• **Do this**
Copy all lines that contain the word "изложить".

----- Provided data -----

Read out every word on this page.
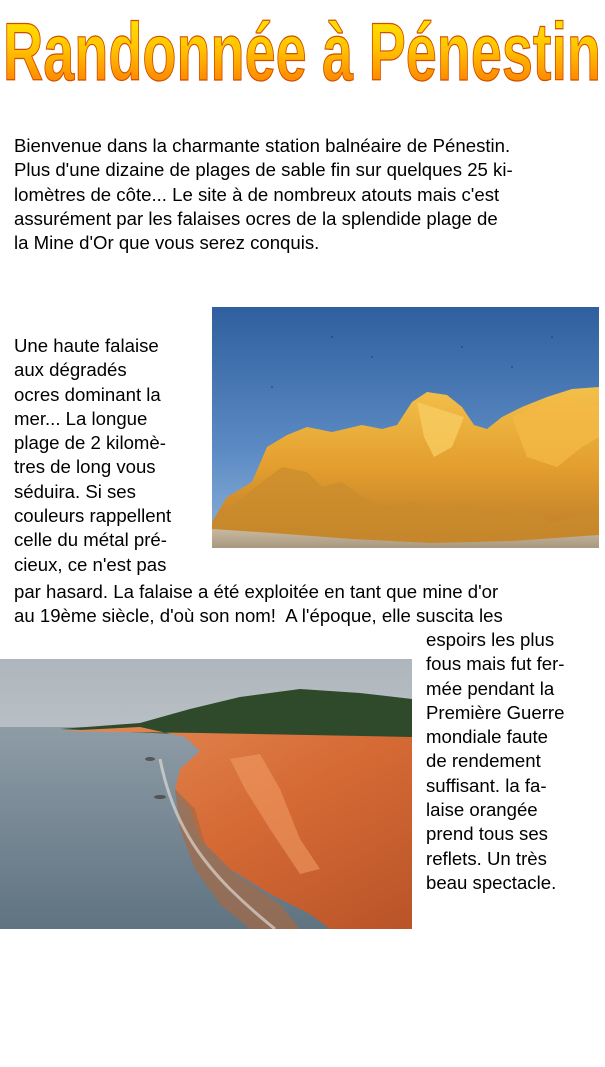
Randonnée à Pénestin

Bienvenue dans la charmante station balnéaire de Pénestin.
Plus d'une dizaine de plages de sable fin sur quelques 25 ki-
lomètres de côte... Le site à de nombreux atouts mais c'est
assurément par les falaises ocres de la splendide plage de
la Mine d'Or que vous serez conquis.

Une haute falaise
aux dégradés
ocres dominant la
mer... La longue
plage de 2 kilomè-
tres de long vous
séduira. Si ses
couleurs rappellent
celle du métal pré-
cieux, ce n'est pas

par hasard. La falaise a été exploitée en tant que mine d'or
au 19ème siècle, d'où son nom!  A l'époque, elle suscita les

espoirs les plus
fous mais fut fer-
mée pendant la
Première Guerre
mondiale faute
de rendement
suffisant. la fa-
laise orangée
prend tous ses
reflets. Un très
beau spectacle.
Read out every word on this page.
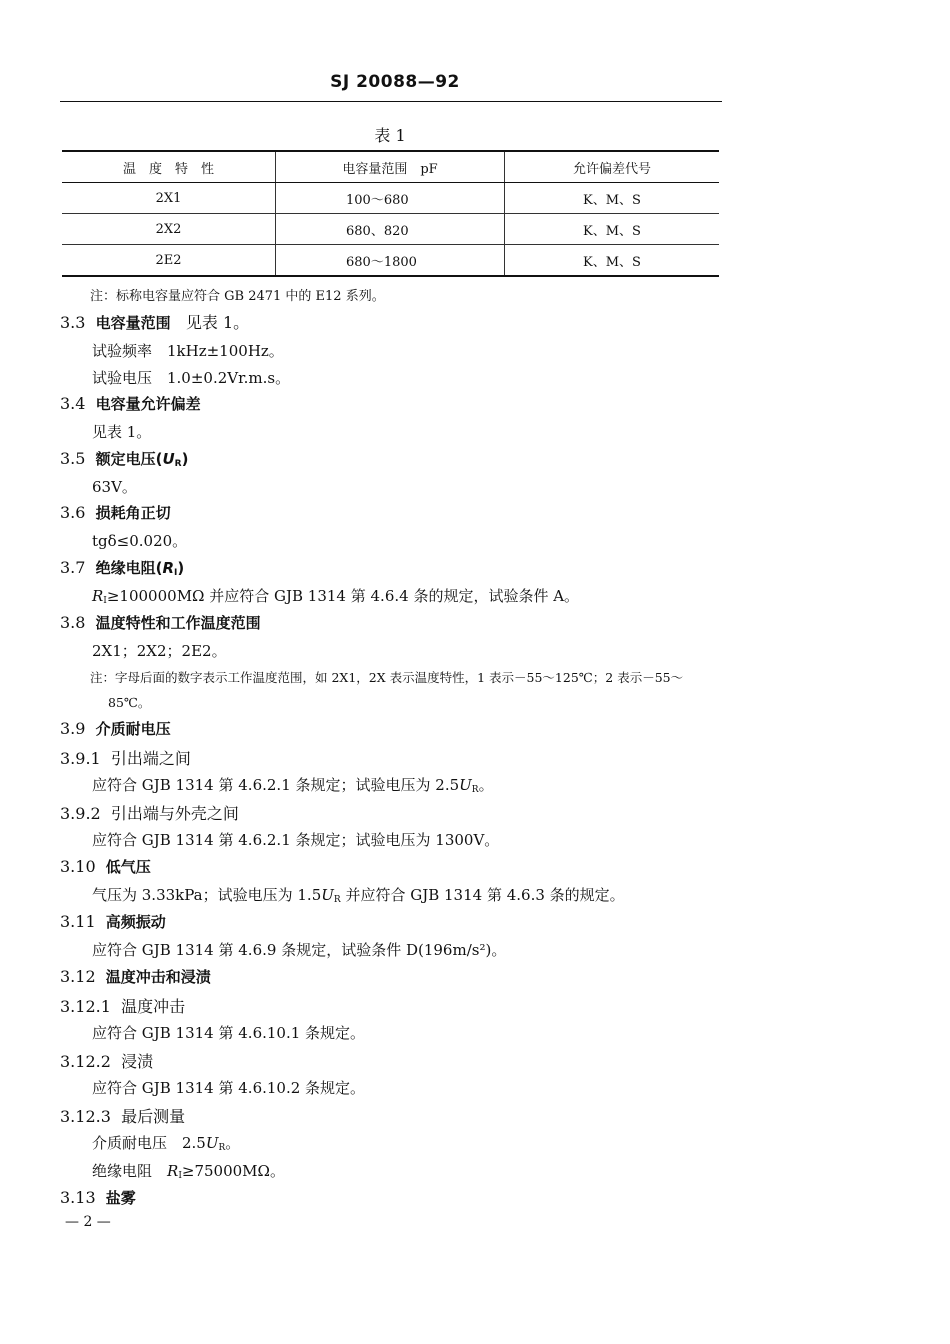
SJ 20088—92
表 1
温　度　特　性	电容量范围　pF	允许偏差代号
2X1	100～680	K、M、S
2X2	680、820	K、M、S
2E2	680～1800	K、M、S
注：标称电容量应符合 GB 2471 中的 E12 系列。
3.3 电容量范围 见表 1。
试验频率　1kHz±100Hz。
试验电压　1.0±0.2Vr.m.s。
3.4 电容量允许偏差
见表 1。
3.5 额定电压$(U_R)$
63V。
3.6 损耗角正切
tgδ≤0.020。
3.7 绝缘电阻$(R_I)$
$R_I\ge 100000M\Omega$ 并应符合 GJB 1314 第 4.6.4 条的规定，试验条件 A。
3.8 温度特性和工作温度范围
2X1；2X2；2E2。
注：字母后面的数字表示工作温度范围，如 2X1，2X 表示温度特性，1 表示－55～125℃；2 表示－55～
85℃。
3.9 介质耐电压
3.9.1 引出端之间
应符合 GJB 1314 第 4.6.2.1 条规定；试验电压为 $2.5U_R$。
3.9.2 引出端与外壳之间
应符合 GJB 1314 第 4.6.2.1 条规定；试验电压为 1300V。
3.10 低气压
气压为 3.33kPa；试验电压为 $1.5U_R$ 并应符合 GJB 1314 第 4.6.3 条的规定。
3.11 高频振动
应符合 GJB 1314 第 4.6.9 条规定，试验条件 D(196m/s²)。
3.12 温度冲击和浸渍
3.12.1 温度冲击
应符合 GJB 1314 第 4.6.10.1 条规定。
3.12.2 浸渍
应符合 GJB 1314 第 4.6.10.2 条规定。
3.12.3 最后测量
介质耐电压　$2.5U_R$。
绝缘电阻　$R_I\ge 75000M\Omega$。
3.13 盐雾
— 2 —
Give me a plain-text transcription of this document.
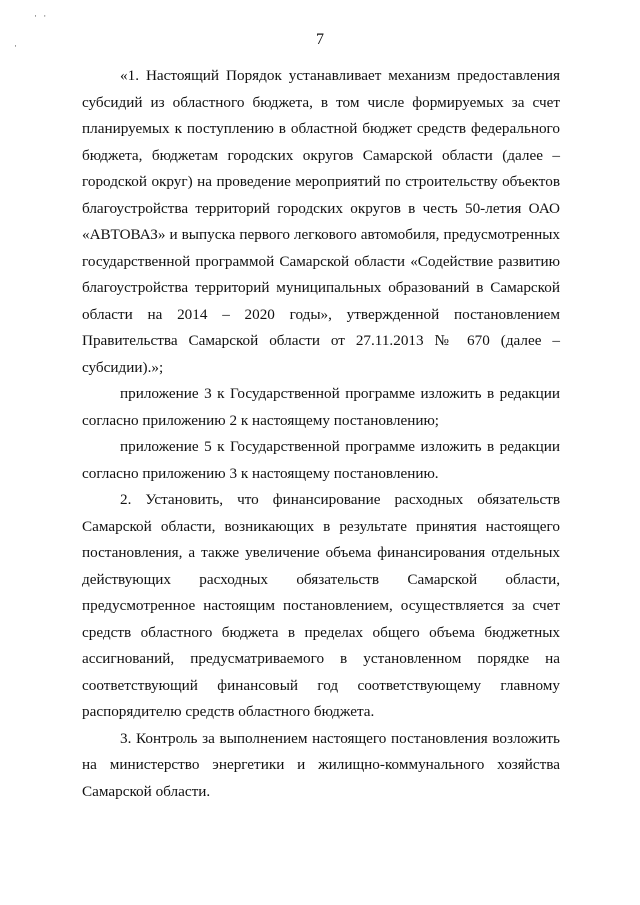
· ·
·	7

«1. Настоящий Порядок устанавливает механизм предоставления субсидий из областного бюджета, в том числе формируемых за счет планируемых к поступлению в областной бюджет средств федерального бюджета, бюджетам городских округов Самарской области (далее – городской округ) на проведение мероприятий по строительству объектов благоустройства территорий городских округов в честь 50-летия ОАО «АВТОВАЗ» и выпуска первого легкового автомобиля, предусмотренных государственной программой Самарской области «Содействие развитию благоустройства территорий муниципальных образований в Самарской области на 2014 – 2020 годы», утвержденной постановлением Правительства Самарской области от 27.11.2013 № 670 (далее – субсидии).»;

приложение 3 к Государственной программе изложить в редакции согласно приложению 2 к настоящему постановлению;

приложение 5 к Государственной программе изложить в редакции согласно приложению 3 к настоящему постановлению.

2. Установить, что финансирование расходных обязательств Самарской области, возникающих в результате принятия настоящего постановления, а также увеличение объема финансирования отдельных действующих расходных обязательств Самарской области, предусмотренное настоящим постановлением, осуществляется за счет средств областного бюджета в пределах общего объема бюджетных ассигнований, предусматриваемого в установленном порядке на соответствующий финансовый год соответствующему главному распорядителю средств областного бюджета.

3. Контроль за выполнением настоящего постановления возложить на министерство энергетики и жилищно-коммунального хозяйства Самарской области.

-----
----- Provided data -----

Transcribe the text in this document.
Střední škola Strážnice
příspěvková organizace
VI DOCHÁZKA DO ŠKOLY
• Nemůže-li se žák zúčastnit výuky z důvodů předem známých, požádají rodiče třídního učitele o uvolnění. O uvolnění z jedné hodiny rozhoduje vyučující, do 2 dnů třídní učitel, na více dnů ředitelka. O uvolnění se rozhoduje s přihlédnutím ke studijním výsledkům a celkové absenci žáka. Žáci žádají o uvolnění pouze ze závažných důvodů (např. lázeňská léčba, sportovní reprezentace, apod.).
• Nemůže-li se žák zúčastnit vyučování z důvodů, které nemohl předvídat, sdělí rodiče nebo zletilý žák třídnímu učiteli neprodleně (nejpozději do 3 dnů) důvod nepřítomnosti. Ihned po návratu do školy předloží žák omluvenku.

-----

• **Result for this exercise**
приложение 3 к Государственной программе изложить в редакции согласно приложению 2 к настоящему постановлению;
приложение 5 к Государственной программе изложить в редакции согласно приложению 3 к настоящему постановлению.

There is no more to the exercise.